• _Aim of the task_
Which lines in the records below contain the word "تريد"? Copy each of them.

>> Begin

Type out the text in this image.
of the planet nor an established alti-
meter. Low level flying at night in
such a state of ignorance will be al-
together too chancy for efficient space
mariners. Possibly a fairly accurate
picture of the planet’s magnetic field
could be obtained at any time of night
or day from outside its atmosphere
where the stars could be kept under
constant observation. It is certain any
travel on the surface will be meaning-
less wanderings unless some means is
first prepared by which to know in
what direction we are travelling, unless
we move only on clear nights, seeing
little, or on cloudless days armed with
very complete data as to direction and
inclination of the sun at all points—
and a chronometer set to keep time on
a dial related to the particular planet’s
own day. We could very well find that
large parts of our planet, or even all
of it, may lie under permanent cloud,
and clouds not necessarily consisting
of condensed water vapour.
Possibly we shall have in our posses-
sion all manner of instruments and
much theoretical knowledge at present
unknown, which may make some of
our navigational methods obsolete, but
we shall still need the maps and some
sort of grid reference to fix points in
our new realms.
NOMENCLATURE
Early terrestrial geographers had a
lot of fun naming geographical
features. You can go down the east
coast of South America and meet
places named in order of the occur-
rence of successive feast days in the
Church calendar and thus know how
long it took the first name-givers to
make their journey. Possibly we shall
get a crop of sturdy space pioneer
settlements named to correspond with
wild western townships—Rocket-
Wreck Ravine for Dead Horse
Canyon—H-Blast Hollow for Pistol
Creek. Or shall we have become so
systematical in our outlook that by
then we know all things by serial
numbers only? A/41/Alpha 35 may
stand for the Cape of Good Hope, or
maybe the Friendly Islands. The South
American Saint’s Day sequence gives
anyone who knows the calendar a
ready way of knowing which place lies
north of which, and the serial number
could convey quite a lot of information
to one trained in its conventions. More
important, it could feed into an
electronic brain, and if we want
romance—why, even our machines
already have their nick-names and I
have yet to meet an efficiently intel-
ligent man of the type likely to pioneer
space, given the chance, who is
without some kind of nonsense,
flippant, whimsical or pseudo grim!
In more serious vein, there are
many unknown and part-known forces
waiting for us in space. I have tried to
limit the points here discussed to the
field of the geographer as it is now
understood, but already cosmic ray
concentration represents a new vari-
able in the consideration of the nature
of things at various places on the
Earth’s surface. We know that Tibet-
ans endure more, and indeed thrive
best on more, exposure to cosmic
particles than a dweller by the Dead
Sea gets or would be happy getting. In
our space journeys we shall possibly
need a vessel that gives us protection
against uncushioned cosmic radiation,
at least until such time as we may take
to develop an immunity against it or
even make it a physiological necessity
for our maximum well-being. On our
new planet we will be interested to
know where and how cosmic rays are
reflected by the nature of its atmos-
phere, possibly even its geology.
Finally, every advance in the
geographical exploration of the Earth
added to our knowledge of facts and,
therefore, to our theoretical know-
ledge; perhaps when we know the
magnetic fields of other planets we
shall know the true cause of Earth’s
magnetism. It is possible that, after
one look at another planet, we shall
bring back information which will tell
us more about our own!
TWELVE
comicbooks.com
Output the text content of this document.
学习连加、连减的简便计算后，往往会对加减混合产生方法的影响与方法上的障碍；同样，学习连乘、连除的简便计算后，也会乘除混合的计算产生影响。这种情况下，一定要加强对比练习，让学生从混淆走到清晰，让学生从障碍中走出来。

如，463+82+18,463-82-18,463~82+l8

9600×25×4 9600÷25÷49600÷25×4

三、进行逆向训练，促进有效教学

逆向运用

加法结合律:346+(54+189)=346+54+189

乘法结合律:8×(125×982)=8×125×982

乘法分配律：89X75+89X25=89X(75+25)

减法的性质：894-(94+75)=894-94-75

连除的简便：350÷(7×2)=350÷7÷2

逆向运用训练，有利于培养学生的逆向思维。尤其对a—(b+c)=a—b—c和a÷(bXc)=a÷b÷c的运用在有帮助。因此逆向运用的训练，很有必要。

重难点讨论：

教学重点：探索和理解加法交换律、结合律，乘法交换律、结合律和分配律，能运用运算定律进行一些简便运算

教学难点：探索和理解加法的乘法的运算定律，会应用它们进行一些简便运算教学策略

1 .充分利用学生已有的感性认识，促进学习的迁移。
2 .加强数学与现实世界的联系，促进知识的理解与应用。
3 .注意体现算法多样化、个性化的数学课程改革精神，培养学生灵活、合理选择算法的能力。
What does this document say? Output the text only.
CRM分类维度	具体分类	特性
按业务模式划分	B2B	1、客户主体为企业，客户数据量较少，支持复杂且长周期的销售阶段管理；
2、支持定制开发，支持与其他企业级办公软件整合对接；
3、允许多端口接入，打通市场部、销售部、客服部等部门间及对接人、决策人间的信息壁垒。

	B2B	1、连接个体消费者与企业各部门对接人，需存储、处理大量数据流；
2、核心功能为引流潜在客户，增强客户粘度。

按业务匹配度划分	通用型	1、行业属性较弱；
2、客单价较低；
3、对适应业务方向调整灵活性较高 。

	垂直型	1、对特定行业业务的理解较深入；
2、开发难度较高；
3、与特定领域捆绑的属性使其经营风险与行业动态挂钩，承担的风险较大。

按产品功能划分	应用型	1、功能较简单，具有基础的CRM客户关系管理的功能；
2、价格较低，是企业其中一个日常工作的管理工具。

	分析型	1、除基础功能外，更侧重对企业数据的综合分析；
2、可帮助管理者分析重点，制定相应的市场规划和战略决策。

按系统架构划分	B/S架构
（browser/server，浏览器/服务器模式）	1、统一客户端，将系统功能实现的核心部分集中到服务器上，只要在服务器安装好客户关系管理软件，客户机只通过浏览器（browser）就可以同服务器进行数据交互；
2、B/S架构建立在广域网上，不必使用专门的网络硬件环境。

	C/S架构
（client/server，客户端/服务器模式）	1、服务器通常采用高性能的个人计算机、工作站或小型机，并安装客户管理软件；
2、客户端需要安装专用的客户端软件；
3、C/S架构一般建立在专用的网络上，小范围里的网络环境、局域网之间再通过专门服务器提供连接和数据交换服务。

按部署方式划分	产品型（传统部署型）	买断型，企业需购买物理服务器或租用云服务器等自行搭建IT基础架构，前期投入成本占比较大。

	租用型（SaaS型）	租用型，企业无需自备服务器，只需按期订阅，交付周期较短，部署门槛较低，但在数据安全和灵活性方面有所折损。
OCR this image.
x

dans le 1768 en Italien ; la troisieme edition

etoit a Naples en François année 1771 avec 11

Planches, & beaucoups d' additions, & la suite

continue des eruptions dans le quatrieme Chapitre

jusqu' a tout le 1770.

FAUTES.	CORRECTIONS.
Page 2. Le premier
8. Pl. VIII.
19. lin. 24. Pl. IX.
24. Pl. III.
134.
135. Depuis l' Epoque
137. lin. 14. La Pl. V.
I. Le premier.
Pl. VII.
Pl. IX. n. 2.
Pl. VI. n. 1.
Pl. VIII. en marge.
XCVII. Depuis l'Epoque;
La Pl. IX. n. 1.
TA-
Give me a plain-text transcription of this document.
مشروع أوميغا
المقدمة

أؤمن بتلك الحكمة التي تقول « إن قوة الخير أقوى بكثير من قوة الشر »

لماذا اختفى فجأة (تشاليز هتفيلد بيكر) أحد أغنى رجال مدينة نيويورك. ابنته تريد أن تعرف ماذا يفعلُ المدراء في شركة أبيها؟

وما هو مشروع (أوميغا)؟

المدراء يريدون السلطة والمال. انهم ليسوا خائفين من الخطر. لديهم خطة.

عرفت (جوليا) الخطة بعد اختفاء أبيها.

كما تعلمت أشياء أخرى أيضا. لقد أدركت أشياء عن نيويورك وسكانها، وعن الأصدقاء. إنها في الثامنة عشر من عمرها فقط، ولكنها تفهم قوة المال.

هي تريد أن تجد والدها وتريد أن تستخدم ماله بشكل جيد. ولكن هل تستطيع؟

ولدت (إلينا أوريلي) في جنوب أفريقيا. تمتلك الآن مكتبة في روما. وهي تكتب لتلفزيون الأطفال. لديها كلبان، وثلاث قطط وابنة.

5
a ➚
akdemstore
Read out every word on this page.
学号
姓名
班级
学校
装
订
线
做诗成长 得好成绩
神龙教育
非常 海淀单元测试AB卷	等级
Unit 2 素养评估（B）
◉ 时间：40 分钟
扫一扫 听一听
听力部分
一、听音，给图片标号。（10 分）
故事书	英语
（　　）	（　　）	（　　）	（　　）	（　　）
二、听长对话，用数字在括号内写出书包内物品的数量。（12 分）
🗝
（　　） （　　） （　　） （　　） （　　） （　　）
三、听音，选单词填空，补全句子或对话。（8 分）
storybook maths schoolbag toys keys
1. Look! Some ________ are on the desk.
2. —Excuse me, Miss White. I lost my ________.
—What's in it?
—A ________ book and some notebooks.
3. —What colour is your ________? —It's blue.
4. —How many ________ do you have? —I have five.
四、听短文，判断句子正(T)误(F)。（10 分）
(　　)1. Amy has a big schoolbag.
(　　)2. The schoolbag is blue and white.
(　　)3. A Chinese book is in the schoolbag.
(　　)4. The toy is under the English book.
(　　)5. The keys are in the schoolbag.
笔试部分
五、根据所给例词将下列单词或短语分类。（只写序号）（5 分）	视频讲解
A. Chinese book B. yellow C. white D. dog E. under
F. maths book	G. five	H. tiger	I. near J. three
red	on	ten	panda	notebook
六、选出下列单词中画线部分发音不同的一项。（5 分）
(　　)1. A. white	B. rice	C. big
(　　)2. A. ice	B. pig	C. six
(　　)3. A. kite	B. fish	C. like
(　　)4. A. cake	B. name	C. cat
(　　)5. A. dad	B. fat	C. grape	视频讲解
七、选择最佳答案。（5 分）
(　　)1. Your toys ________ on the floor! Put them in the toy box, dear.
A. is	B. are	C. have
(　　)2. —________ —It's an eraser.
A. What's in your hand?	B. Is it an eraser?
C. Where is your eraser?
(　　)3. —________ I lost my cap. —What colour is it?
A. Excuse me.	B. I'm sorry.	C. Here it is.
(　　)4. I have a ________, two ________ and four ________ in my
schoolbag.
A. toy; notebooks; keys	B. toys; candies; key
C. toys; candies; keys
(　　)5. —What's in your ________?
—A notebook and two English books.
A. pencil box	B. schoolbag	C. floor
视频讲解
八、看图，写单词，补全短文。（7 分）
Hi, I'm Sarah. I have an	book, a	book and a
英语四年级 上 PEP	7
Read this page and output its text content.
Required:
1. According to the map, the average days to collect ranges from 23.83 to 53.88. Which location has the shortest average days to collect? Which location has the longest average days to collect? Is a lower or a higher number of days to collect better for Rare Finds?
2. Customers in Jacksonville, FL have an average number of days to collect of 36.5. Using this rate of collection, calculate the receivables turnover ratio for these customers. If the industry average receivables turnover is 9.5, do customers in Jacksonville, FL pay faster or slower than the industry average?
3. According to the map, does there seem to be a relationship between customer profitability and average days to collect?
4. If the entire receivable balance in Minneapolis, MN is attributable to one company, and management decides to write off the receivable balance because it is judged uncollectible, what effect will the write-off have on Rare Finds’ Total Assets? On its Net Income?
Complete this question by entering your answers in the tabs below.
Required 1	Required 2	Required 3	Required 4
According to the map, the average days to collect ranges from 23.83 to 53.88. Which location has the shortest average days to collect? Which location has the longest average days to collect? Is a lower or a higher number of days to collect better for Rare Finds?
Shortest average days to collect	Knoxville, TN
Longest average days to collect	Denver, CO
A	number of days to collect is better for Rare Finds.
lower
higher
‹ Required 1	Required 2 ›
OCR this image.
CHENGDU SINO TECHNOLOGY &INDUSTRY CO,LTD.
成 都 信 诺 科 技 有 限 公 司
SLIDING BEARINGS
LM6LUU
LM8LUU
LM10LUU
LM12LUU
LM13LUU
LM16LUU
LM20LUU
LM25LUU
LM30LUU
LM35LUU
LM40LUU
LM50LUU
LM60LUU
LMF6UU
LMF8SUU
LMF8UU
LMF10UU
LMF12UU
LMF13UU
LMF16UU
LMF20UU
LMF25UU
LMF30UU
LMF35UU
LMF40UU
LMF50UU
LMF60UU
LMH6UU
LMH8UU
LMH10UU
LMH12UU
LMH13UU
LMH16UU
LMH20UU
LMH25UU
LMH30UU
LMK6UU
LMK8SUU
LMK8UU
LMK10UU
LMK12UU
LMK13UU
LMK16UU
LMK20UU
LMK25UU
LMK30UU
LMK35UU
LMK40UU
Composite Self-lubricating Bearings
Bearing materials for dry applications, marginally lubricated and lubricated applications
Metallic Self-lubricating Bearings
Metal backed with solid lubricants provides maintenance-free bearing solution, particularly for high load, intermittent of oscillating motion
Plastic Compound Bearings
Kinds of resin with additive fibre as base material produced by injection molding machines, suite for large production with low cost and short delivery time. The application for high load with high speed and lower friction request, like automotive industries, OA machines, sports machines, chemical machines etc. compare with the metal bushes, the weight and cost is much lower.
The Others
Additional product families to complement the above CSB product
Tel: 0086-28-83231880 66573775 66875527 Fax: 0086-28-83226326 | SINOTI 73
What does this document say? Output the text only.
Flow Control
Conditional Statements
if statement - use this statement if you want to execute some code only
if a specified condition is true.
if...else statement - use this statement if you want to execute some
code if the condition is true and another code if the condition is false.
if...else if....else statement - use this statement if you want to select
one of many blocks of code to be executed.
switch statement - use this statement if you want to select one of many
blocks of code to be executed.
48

>> End

• _The solution_
لماذا اختفى فجأة (تشاليز هتفيلد بيكر) أحد أغنى رجال مدينة نيويورك. ابنته تريد أن تعرف ماذا يفعلُ المدراء في شركة أبيها؟
هي تريد أن تجد والدها وتريد أن تستخدم ماله بشكل جيد. ولكن هل تستطيع؟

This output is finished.